>> start RECORDS

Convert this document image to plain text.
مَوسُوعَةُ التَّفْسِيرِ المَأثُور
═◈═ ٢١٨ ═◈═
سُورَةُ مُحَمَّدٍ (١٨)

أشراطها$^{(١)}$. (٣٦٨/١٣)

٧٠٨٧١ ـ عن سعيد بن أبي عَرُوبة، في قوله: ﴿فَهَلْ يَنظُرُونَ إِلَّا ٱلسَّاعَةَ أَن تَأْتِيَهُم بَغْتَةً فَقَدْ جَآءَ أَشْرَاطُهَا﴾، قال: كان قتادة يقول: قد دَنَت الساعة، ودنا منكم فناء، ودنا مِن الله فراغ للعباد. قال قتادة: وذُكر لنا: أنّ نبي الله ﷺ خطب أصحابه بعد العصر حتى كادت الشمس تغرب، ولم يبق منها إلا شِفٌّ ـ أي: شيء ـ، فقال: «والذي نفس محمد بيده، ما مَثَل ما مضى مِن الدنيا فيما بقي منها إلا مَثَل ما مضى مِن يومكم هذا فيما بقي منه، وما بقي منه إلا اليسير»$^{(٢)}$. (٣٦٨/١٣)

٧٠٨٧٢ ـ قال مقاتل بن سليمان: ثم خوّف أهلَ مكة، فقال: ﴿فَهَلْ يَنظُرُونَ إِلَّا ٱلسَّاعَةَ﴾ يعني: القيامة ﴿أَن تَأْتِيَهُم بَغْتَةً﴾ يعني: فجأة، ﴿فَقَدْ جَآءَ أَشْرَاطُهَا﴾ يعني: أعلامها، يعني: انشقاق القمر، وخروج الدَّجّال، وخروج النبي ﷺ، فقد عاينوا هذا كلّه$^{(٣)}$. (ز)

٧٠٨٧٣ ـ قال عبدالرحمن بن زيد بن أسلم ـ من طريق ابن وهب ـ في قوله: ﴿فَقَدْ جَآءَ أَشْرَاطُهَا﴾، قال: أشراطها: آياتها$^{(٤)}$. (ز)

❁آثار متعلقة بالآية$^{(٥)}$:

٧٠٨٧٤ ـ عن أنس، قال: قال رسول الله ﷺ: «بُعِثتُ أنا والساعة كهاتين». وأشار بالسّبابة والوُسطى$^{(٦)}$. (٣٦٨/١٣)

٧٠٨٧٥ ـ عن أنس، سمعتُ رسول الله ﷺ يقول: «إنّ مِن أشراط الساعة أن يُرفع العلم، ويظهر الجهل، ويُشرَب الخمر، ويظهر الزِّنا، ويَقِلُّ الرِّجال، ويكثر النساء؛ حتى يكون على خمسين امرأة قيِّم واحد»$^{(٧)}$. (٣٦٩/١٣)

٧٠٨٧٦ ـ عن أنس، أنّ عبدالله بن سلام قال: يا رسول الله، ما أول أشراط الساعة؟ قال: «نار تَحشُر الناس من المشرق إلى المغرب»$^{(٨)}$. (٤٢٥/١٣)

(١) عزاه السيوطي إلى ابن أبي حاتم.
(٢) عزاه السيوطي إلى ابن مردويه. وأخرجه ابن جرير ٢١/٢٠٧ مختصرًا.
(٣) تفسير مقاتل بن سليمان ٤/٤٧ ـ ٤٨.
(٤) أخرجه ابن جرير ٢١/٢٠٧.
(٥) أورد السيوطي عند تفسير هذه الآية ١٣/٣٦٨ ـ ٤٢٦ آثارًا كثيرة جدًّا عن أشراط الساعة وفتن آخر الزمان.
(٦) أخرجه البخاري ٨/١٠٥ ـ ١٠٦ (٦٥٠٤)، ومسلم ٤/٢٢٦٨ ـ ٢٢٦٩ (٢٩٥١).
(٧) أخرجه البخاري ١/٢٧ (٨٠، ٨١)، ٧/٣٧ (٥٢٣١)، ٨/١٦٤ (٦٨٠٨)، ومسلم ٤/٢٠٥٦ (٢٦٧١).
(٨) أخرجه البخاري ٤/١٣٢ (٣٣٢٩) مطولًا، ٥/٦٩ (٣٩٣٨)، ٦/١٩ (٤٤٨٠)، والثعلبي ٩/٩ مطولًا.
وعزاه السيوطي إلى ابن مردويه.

>> end RECORDS

List every line above that contains the word "مردويه".

> **RESULT BELOW**
(٢) عزاه السيوطي إلى ابن مردويه. وأخرجه ابن جرير ٢١/٢٠٧ مختصرًا.
وعزاه السيوطي إلى ابن مردويه.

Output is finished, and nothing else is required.